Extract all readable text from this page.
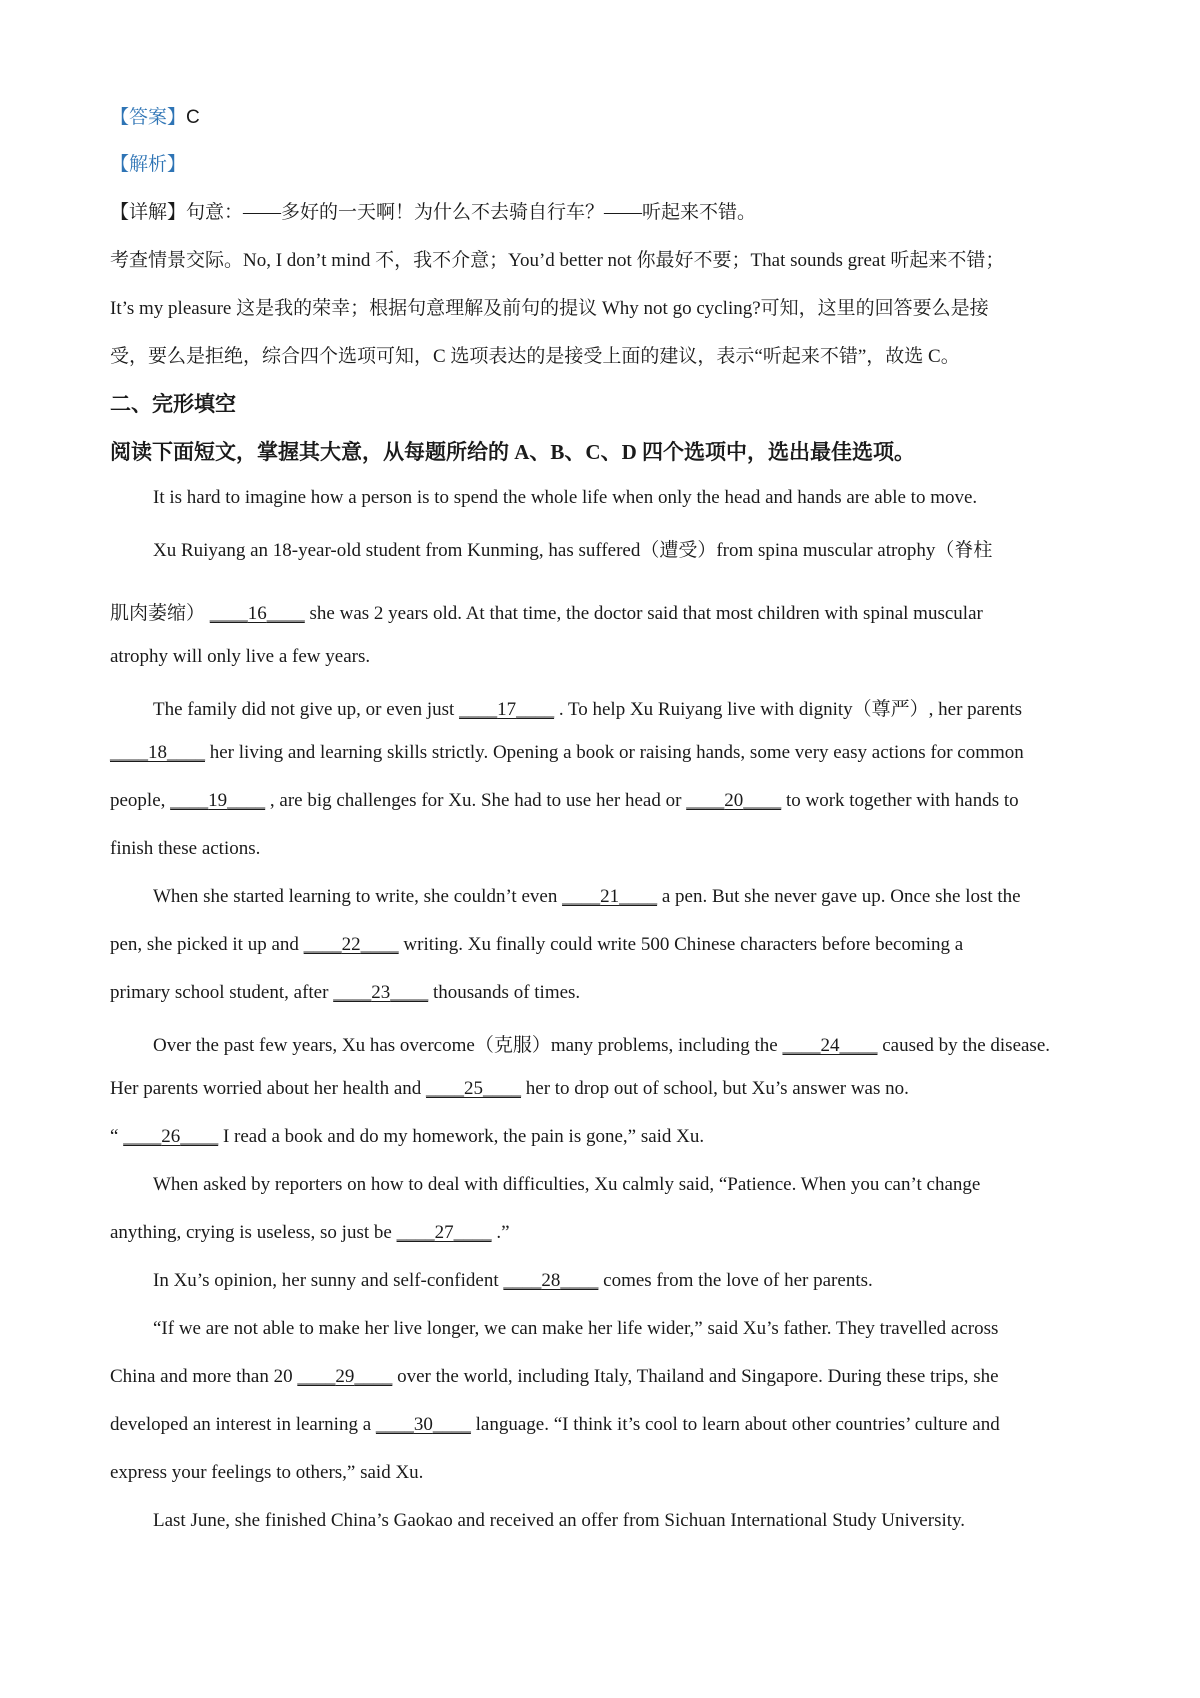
【答案】C
【解析】
【详解】句意：——多好的一天啊！为什么不去骑自行车？——听起来不错。
考查情景交际。No, I don’t mind 不，我不介意；You’d better not 你最好不要；That sounds great 听起来不错；
It’s my pleasure 这是我的荣幸；根据句意理解及前句的提议 Why not go cycling?可知，这里的回答要么是接
受，要么是拒绝，综合四个选项可知，C 选项表达的是接受上面的建议，表示“听起来不错”，故选 C。
二、完形填空
阅读下面短文，掌握其大意，从每题所给的 A、B、C、D 四个选项中，选出最佳选项。
It is hard to imagine how a person is to spend the whole life when only the head and hands are able to move.
Xu Ruiyang an 18-year-old student from Kunming, has suffered（遭受）from spina muscular atrophy（脊柱
肌肉萎缩） ____16____ she was 2 years old. At that time, the doctor said that most children with spinal muscular
atrophy will only live a few years.
The family did not give up, or even just ____17____ . To help Xu Ruiyang live with dignity（尊严）, her parents
____18____ her living and learning skills strictly. Opening a book or raising hands, some very easy actions for common
people, ____19____ , are big challenges for Xu. She had to use her head or ____20____ to work together with hands to
finish these actions.
When she started learning to write, she couldn’t even ____21____ a pen. But she never gave up. Once she lost the
pen, she picked it up and ____22____ writing. Xu finally could write 500 Chinese characters before becoming a
primary school student, after ____23____ thousands of times.
Over the past few years, Xu has overcome（克服）many problems, including the ____24____ caused by the disease.
Her parents worried about her health and ____25____ her to drop out of school, but Xu’s answer was no.
“ ____26____ I read a book and do my homework, the pain is gone,” said Xu.
When asked by reporters on how to deal with difficulties, Xu calmly said, “Patience. When you can’t change
anything, crying is useless, so just be ____27____ .”
In Xu’s opinion, her sunny and self-confident ____28____ comes from the love of her parents.
“If we are not able to make her live longer, we can make her life wider,” said Xu’s father. They travelled across
China and more than 20 ____29____ over the world, including Italy, Thailand and Singapore. During these trips, she
developed an interest in learning a ____30____ language. “I think it’s cool to learn about other countries’ culture and
express your feelings to others,” said Xu.
Last June, she finished China’s Gaokao and received an offer from Sichuan International Study University.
__________
Requirement = Each line of the data that includes the word "head" counts once; report the total and nothing more.

Solution = 2